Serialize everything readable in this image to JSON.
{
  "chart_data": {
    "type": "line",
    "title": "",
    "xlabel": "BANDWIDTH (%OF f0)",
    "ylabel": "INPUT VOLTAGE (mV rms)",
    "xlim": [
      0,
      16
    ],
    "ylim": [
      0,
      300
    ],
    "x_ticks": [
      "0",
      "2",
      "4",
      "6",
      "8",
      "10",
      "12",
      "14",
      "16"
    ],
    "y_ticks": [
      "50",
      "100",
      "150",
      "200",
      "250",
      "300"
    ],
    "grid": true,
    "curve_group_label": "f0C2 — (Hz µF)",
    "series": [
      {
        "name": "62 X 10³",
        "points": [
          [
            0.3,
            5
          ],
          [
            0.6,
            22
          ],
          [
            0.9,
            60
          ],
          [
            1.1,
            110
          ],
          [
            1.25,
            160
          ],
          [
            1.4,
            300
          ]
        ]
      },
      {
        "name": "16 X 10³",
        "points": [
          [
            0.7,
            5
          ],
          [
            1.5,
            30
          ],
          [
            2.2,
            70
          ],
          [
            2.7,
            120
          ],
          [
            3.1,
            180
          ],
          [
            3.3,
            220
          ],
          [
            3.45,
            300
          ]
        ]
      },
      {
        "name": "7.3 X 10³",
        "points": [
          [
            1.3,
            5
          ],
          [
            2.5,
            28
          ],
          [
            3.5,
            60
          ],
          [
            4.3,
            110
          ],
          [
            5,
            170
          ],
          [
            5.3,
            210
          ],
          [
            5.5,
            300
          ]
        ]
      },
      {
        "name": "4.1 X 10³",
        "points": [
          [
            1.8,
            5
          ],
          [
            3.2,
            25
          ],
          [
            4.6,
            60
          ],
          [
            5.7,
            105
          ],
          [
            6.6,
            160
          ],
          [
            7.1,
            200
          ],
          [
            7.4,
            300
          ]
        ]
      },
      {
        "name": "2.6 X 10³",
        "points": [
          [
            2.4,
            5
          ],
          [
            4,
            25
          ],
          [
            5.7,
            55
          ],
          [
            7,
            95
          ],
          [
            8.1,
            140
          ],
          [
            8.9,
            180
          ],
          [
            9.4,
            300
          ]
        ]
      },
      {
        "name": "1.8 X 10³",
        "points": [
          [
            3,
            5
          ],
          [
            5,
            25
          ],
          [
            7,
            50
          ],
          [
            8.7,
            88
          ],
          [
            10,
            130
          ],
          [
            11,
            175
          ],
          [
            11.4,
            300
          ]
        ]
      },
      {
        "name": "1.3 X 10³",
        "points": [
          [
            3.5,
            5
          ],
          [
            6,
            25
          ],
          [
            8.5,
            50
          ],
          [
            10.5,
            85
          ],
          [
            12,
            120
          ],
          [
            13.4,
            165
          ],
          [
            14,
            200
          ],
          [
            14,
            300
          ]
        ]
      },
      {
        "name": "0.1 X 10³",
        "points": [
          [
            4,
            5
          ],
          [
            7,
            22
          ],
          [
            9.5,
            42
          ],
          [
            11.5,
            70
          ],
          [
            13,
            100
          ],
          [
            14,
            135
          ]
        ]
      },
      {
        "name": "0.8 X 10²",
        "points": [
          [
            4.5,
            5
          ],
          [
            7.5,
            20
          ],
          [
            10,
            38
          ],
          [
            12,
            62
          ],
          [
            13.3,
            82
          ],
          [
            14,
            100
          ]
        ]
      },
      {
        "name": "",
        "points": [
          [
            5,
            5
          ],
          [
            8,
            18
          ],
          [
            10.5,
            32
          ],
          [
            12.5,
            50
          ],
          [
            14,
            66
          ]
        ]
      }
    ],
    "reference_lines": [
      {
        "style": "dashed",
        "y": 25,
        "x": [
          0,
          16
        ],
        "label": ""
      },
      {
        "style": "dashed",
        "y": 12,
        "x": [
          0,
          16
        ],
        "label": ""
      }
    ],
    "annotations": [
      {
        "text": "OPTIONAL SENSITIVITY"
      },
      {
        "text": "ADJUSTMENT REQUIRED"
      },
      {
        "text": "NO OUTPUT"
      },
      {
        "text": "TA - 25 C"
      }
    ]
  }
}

****************************************

• **Written problem**
Return every entry exactly as given.

• **Output for this exercise**
Serialize everything readable in this image to JSON.
{
  "chart_data": {
    "type": "line",
    "title": "",
    "xlabel": "BANDWIDTH (%OF f0)",
    "ylabel": "INPUT VOLTAGE (mV rms)",
    "xlim": [
      0,
      16
    ],
    "ylim": [
      0,
      300
    ],
    "x_ticks": [
      "0",
      "2",
      "4",
      "6",
      "8",
      "10",
      "12",
      "14",
      "16"
    ],
    "y_ticks": [
      "50",
      "100",
      "150",
      "200",
      "250",
      "300"
    ],
    "grid": true,
    "curve_group_label": "f0C2 — (Hz µF)",
    "series": [
      {
        "name": "62 X 10³",
        "points": [
          [
            0.3,
            5
          ],
          [
            0.6,
            22
          ],
          [
            0.9,
            60
          ],
          [
            1.1,
            110
          ],
          [
            1.25,
            160
          ],
          [
            1.4,
            300
          ]
        ]
      },
      {
        "name": "16 X 10³",
        "points": [
          [
            0.7,
            5
          ],
          [
            1.5,
            30
          ],
          [
            2.2,
            70
          ],
          [
            2.7,
            120
          ],
          [
            3.1,
            180
          ],
          [
            3.3,
            220
          ],
          [
            3.45,
            300
          ]
        ]
      },
      {
        "name": "7.3 X 10³",
        "points": [
          [
            1.3,
            5
          ],
          [
            2.5,
            28
          ],
          [
            3.5,
            60
          ],
          [
            4.3,
            110
          ],
          [
            5,
            170
          ],
          [
            5.3,
            210
          ],
          [
            5.5,
            300
          ]
        ]
      },
      {
        "name": "4.1 X 10³",
        "points": [
          [
            1.8,
            5
          ],
          [
            3.2,
            25
          ],
          [
            4.6,
            60
          ],
          [
            5.7,
            105
          ],
          [
            6.6,
            160
          ],
          [
            7.1,
            200
          ],
          [
            7.4,
            300
          ]
        ]
      },
      {
        "name": "2.6 X 10³",
        "points": [
          [
            2.4,
            5
          ],
          [
            4,
            25
          ],
          [
            5.7,
            55
          ],
          [
            7,
            95
          ],
          [
            8.1,
            140
          ],
          [
            8.9,
            180
          ],
          [
            9.4,
            300
          ]
        ]
      },
      {
        "name": "1.8 X 10³",
        "points": [
          [
            3,
            5
          ],
          [
            5,
            25
          ],
          [
            7,
            50
          ],
          [
            8.7,
            88
          ],
          [
            10,
            130
          ],
          [
            11,
            175
          ],
          [
            11.4,
            300
          ]
        ]
      },
      {
        "name": "1.3 X 10³",
        "points": [
          [
            3.5,
            5
          ],
          [
            6,
            25
          ],
          [
            8.5,
            50
          ],
          [
            10.5,
            85
          ],
          [
            12,
            120
          ],
          [
            13.4,
            165
          ],
          [
            14,
            200
          ],
          [
            14,
            300
          ]
        ]
      },
      {
        "name": "0.1 X 10³",
        "points": [
          [
            4,
            5
          ],
          [
            7,
            22
          ],
          [
            9.5,
            42
          ],
          [
            11.5,
            70
          ],
          [
            13,
            100
          ],
          [
            14,
            135
          ]
        ]
      },
      {
        "name": "0.8 X 10²",
        "points": [
          [
            4.5,
            5
          ],
          [
            7.5,
            20
          ],
          [
            10,
            38
          ],
          [
            12,
            62
          ],
          [
            13.3,
            82
          ],
          [
            14,
            100
          ]
        ]
      },
      {
        "name": "",
        "points": [
          [
            5,
            5
          ],
          [
            8,
            18
          ],
          [
            10.5,
            32
          ],
          [
            12.5,
            50
          ],
          [
            14,
            66
          ]
        ]
      }
    ],
    "reference_lines": [
      {
        "style": "dashed",
        "y": 25,
        "x": [
          0,
          16
        ],
        "label": ""
      },
      {
        "style": "dashed",
        "y": 12,
        "x": [
          0,
          16
        ],
        "label": ""
      }
    ],
    "annotations": [
      {
        "text": "OPTIONAL SENSITIVITY"
      },
      {
        "text": "ADJUSTMENT REQUIRED"
      },
      {
        "text": "NO OUTPUT"
      },
      {
        "text": "TA - 25 C"
      }
    ]
  }
}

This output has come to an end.